- [TEXT SHOWN]:
━━━━━━━━━━━━━━━━━━━━
A further wrinkle to restructuring was that intragroup trading comprised a particularly high percentage of sales at Kia. Untangling its group companies to operate as stand alone entities was problematic/unviable. 


Eventually, the government stepped in and put the group’s two auto units -- Kia Motor and its subsidiary Asia Motor -- under court receivership. Kia Motor was recapitalized with state funds, the state-run Korea Development Bank converted Kia’s debt into investment capital and Kia Motors and Asia Motors were ulitmately sold to Hyundai Motors Co. in November 1998.


These problems of excessive leverage, over-expansion, cross-loan guarantees and poor (group-wide) profitability were not unique to Kia. The average debt-equity ratio for the Korean manufacturing sector reached nearly 400% in 1997, double the OECD average, and the average ratio for the top 30 chaebols exceeded 500%.
━━━━━━━━━━━━━━━━━━━━
- [DATA SUPPLIED]:
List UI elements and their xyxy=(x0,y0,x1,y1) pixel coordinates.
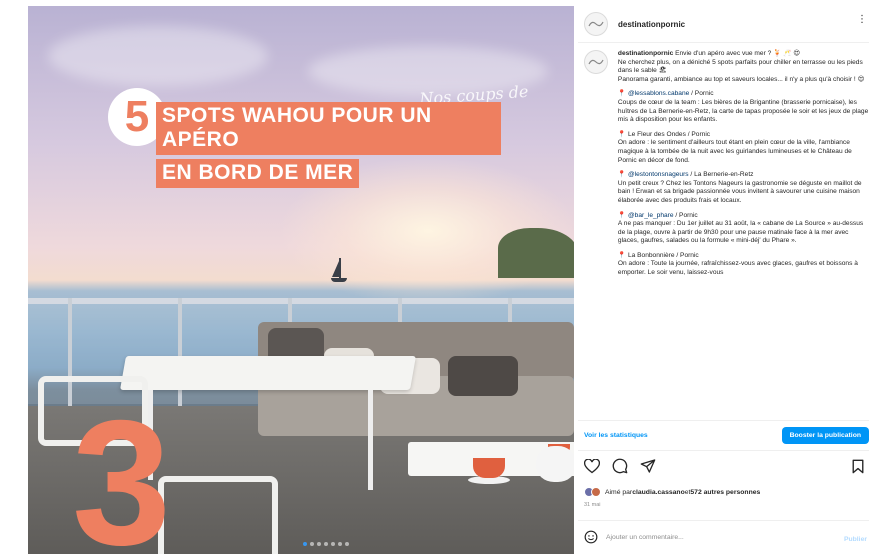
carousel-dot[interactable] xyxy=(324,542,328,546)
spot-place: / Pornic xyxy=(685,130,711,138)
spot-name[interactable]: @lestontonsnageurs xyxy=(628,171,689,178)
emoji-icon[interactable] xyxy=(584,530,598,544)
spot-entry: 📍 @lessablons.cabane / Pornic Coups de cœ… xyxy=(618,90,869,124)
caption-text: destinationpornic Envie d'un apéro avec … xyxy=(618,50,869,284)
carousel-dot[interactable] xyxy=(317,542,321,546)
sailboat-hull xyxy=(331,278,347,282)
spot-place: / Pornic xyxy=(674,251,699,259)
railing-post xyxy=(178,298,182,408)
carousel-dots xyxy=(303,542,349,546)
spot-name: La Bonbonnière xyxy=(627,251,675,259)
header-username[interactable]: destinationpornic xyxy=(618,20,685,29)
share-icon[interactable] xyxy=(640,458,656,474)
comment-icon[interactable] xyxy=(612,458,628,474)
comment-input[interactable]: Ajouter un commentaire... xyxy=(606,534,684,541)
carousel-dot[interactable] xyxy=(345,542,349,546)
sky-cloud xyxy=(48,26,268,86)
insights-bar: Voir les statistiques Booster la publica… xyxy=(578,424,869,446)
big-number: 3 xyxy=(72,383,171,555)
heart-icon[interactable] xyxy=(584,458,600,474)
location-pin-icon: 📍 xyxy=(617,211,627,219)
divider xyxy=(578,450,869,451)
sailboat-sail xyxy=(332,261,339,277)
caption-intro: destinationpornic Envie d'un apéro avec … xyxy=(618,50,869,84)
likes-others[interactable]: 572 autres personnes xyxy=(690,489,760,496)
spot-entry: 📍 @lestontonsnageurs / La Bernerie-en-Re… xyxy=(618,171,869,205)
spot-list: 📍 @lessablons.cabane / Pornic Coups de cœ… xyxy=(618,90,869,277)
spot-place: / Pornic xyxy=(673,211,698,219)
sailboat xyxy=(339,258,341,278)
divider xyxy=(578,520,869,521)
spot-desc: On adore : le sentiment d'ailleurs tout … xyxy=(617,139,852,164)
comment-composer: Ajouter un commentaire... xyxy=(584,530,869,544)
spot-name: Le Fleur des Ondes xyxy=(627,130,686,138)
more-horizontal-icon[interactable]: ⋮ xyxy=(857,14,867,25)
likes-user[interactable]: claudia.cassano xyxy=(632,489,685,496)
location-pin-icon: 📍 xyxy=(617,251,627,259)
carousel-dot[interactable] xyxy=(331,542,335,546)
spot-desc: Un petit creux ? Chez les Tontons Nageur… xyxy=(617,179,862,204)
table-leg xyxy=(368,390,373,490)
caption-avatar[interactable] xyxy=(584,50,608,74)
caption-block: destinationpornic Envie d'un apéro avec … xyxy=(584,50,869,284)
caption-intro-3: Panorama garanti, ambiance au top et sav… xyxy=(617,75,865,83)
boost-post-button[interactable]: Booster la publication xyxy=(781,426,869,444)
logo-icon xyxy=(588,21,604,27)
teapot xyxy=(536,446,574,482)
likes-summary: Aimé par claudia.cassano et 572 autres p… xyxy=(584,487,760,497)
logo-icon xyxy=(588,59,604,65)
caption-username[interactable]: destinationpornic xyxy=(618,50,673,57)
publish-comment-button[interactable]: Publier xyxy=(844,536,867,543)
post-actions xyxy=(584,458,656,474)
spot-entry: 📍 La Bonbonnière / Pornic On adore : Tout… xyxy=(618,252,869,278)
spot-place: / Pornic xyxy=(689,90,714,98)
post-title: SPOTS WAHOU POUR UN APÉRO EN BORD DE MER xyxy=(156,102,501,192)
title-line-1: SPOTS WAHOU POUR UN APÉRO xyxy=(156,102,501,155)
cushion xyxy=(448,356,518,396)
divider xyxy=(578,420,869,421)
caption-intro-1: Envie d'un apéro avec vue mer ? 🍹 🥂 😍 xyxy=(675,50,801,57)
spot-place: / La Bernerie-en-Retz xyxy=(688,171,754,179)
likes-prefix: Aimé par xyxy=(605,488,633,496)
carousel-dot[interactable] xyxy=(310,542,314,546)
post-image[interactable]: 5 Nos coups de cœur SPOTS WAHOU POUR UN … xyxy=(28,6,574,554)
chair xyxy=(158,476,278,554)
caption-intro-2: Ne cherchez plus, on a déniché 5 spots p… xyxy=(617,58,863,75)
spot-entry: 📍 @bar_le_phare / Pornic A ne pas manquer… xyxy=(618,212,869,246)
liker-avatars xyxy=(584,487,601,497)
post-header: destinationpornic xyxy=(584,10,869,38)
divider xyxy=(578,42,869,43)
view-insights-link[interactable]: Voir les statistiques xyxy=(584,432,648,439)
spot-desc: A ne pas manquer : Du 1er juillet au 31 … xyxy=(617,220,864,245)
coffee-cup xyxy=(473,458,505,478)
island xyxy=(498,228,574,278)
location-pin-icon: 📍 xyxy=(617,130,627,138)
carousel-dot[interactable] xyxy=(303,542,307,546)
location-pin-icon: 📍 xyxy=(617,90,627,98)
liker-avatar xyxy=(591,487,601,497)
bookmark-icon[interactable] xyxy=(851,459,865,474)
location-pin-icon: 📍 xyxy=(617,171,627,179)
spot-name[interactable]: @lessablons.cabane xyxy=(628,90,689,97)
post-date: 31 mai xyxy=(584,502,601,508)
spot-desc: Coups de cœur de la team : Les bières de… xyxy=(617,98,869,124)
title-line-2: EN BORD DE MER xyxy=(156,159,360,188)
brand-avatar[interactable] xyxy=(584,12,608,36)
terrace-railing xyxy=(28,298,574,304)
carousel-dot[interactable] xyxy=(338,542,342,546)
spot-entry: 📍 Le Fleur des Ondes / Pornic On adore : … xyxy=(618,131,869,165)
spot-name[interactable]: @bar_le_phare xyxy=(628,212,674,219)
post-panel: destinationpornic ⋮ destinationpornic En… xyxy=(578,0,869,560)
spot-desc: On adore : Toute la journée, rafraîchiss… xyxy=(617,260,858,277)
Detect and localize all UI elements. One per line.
━━━━━━━━━━━━━━━━━━━━
- [PARTS OF THE EXERCISE]:
a) Convert the stretch of the records from the line containing "carousel-dot[interactable] xyxy=(324,542,328,546)" through the line containing "spot-name: La Bonbonnière" into a JSON list of strings, one string per line.
b) Carry on the passage about Kia's restructuring and chaebol debt from the point where it stops.
The passage and the records come from separate sources.

- [ANSWERS BY TASK]:
a)
[
  "carousel-dot[interactable] xyxy=(324,542,328,546)",
  "spot-place: / Pornic xyxy=(685,130,711,138)",
  "spot-name[interactable]: @lestontonsnageurs xyxy=(628,171,689,178)",
  "emoji-icon[interactable] xyxy=(584,530,598,544)",
  "spot-entry: 📍 @lessablons.cabane / Pornic Coups de cœ… xyxy=(618,90,869,124)",
  "caption-text: destinationpornic Envie d'un apéro avec … xyxy=(618,50,869,284)",
  "carousel-dot[interactable] xyxy=(317,542,321,546)",
  "sailboat-hull xyxy=(331,278,347,282)",
  "spot-place: / Pornic xyxy=(674,251,699,259)",
  "railing-post xyxy=(178,298,182,408)",
  "carousel-dots xyxy=(303,542,349,546)",
  "spot-name: La Bonbonnière xyxy=(627,251,675,259)"
]

b)
A negative terms-of-trade shock brought on by a rapid decline in prices for semi-conductors, steel and chemical products pressured already thin profit margins of chaebols and accelerated the downtrend of already structurally modest ROICs at these conglomerates going into 1995 (this also on a macro level aggravated Korea's current account deficit). Increasing wages at chaebol over the previous few years also did little to help.


CURRENT ACCOUNT LIBERALIZATION & DEFICIT

During the 1990s Korea posted high growth rates, savings and investment ratios; and low and declining inflation rates, and general government surplus. The only macro indicator of concern was a relatively small but growing current account deficit, which reflected a slowdown in the growth of exports from an average annual rate of 10.17% in the 1980s to 8.18% during 1990–5 and down to 4.92% in 1996. However, this was actually significant because high levels of investment and exports had supported Korea’s strong growth. 

A jump in the current account deficit in 1991 to $8.7bn pushed Seoul to encourage capital inflows to finance the deficit, this was done by amending the Foreign Exchange Management Act. As exports accounted for 40% of Korea’s GDP the regulatory focus on the liberalization was on the effect of capital inflows on the competitiveness of Korean exports through the appreciation of the Korean won rather than the feedthrough effect of capital inflows on financial system stability.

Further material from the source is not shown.